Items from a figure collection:
:::::

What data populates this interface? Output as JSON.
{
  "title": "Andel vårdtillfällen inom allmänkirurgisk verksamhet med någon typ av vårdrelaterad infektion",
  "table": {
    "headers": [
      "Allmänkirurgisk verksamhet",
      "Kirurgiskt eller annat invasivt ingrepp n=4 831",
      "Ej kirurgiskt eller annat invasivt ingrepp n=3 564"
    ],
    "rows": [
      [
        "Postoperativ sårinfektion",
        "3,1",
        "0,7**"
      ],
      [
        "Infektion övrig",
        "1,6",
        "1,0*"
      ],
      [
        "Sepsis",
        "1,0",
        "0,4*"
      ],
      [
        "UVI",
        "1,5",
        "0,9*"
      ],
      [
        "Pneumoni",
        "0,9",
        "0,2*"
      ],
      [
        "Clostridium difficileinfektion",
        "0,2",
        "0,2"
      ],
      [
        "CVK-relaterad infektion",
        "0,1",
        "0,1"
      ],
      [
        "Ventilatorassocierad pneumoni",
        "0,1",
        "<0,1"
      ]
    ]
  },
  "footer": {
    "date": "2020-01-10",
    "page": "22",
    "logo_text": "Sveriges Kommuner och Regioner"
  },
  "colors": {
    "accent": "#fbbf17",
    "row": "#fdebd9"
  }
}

:::::

Task statement ->
Look through the entries and find each line that has the string "ingrepp". Copy those lines.

Written solution ->
      "Kirurgiskt eller annat invasivt ingrepp n=4 831",
      "Ej kirurgiskt eller annat invasivt ingrepp n=3 564"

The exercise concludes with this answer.